(Entries with figure data)

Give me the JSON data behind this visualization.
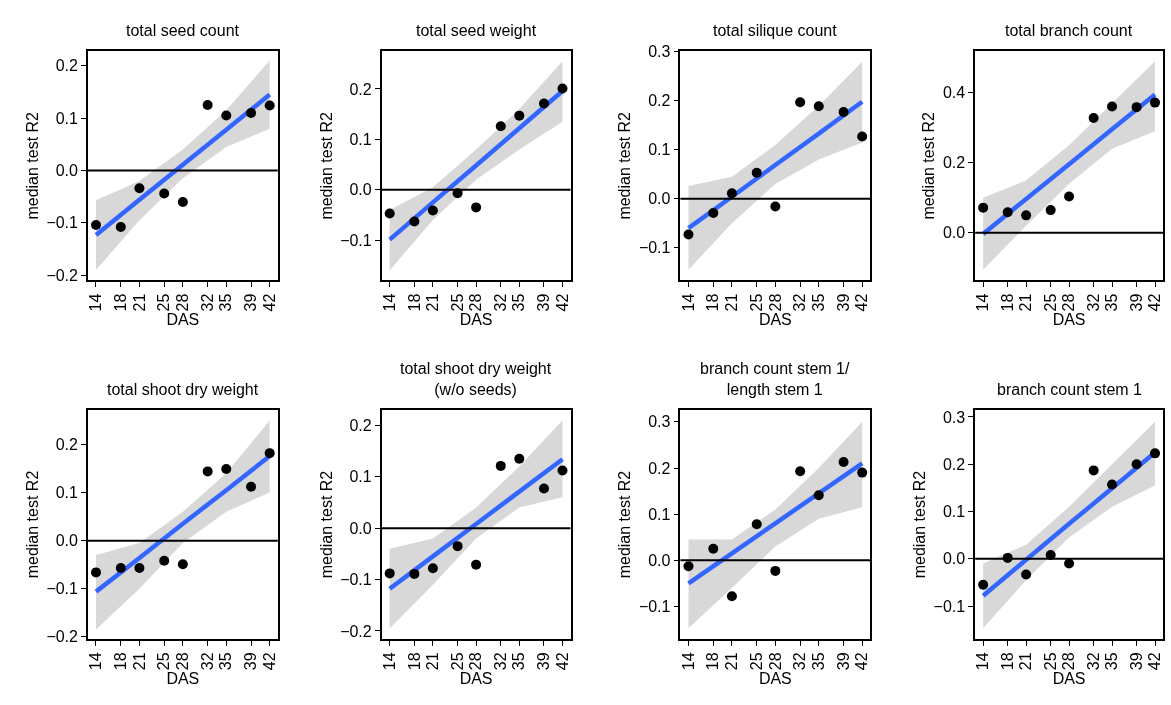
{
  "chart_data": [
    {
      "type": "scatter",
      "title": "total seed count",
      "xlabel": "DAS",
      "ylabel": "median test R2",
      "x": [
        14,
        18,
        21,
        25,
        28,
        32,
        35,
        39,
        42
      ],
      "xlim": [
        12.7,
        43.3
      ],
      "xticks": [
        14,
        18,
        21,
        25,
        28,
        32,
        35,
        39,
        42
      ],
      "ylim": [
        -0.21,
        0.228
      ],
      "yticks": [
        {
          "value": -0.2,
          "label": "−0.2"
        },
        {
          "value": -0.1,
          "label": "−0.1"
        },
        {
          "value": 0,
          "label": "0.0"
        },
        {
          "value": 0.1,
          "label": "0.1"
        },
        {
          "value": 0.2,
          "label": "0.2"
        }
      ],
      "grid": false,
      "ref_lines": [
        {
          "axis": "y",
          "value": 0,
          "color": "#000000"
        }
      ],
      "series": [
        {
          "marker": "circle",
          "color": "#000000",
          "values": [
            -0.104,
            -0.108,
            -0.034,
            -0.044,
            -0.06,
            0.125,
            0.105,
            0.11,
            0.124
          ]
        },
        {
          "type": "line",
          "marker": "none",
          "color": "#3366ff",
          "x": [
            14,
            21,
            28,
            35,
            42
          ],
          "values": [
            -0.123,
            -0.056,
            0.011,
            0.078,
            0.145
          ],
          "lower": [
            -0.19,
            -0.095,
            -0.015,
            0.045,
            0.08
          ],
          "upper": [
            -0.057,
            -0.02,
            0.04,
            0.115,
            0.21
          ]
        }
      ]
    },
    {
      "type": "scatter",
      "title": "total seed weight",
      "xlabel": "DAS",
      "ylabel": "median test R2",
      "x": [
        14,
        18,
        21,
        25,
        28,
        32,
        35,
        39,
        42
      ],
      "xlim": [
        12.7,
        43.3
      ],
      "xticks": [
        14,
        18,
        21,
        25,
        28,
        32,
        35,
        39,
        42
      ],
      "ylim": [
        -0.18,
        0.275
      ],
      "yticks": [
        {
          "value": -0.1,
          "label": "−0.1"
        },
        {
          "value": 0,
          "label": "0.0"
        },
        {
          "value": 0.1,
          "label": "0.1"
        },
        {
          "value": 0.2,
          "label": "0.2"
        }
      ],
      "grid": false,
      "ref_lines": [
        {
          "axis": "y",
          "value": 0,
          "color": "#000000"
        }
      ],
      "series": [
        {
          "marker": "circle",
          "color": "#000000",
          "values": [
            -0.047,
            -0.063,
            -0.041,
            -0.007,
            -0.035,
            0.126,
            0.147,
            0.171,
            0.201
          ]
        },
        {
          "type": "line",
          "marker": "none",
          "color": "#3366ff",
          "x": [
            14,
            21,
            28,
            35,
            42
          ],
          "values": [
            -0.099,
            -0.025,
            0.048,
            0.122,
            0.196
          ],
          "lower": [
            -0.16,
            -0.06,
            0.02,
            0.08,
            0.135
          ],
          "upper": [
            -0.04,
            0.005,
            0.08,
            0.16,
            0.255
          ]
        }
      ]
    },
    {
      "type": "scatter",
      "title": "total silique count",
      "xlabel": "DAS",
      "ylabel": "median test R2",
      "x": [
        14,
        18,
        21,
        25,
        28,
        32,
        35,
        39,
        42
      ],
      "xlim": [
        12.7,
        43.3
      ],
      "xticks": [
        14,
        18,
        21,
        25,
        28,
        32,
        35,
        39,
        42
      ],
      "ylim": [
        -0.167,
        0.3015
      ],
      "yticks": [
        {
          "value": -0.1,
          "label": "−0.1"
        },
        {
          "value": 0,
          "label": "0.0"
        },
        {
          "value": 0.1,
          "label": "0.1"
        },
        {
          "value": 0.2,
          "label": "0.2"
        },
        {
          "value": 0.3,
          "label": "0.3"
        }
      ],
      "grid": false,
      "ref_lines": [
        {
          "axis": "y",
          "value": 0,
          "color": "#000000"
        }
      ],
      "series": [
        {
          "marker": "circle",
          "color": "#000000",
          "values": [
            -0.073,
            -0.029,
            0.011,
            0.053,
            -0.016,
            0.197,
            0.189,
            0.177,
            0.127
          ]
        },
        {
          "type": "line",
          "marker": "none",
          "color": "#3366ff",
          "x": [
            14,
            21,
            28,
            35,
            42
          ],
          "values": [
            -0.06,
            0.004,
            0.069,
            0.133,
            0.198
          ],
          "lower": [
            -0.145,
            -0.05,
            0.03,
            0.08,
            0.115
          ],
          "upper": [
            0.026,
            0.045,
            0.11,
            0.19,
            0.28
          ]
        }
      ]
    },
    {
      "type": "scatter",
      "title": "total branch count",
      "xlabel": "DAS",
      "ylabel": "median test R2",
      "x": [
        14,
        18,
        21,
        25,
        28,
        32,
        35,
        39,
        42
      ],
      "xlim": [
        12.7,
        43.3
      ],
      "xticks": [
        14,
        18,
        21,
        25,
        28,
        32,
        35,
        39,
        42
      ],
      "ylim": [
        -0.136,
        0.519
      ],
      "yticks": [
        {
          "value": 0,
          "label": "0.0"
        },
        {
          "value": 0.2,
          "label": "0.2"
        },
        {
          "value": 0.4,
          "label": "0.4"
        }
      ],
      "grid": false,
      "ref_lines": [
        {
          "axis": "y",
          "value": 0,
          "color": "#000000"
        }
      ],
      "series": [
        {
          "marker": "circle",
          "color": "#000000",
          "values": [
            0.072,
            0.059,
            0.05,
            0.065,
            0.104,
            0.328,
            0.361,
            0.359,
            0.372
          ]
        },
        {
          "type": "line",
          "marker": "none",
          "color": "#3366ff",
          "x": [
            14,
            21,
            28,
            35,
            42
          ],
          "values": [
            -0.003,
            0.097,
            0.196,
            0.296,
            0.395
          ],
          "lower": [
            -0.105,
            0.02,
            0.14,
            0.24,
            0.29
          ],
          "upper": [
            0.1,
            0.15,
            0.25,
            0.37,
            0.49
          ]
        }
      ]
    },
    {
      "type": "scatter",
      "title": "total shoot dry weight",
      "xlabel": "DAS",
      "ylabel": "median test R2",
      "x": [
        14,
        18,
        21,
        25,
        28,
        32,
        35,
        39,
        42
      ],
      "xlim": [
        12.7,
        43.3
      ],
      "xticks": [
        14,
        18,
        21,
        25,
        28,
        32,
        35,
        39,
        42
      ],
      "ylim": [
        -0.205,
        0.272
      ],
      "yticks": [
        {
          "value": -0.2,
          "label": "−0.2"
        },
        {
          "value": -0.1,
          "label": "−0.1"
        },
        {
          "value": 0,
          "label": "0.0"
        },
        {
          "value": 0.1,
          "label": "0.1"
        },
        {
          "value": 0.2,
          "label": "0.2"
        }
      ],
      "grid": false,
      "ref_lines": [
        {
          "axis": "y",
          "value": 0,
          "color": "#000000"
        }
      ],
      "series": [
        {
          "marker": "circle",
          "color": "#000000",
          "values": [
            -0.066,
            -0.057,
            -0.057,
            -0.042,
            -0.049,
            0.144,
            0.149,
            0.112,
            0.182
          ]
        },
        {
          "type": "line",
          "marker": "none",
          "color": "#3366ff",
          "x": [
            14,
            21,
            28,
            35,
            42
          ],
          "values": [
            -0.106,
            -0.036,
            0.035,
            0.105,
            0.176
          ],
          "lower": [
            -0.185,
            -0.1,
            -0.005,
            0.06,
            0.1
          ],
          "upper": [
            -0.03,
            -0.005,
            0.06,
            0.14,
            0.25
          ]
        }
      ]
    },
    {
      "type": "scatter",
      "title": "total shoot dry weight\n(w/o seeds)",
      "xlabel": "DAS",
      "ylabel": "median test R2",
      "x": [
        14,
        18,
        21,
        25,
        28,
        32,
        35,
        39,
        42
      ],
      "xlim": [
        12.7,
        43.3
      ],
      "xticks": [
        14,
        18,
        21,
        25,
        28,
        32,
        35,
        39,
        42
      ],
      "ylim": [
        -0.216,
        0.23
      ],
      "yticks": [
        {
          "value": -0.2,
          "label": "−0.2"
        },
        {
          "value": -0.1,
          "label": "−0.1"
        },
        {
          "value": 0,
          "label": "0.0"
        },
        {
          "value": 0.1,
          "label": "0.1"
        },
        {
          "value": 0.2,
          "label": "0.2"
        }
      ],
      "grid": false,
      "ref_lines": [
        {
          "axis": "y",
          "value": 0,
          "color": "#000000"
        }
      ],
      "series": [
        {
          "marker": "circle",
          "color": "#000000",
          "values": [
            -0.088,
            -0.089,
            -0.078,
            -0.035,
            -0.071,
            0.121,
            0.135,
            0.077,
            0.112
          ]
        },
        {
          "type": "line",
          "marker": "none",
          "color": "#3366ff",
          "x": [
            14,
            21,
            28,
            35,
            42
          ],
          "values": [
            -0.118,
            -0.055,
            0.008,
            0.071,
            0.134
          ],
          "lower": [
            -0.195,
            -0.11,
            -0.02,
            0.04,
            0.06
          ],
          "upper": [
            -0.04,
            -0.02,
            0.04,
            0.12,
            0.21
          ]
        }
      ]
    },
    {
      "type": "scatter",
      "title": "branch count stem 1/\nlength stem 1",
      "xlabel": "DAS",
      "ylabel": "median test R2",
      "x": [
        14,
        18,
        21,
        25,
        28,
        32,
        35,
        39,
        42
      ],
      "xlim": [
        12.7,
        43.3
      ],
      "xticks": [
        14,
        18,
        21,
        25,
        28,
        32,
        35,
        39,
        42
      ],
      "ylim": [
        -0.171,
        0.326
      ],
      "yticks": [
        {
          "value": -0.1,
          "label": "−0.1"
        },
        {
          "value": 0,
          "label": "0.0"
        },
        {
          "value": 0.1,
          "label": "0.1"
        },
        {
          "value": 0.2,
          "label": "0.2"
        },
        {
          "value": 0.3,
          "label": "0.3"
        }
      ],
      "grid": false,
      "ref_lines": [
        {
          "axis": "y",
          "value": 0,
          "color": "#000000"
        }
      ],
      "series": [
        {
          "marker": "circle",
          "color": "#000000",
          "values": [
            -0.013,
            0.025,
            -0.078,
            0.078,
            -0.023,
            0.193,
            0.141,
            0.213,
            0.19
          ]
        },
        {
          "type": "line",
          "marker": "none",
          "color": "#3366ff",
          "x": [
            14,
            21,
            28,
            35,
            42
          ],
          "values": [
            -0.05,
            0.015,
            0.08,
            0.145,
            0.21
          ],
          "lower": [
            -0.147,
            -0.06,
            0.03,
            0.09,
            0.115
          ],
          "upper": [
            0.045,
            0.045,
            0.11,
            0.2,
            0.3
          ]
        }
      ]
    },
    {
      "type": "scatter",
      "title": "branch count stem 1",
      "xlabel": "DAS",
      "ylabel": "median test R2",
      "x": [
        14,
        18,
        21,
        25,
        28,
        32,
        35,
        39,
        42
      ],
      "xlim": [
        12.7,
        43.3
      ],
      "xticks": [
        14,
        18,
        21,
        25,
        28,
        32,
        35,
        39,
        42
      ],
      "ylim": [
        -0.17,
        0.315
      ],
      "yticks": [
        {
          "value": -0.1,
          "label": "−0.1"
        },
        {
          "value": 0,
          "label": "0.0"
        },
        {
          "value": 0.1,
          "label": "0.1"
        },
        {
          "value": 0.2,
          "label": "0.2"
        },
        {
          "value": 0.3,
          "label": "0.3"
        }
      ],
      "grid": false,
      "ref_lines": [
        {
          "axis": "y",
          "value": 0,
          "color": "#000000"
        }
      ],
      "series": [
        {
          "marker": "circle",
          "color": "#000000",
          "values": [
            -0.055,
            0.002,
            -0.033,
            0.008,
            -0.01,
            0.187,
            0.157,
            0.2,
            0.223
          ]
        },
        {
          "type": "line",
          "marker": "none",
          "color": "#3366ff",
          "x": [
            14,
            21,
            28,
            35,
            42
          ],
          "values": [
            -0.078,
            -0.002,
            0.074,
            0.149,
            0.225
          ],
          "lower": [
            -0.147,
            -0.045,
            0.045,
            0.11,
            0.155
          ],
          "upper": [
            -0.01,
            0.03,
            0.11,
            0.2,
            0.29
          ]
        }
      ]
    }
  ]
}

--- SHORT TASK ---
Copy down every line of the material above that includes the string "shoot".

--- RESULT FOR THIS EXERCISE ---
      "title": "total shoot dry weight",
      "title": "total shoot dry weight\n(w/o seeds)",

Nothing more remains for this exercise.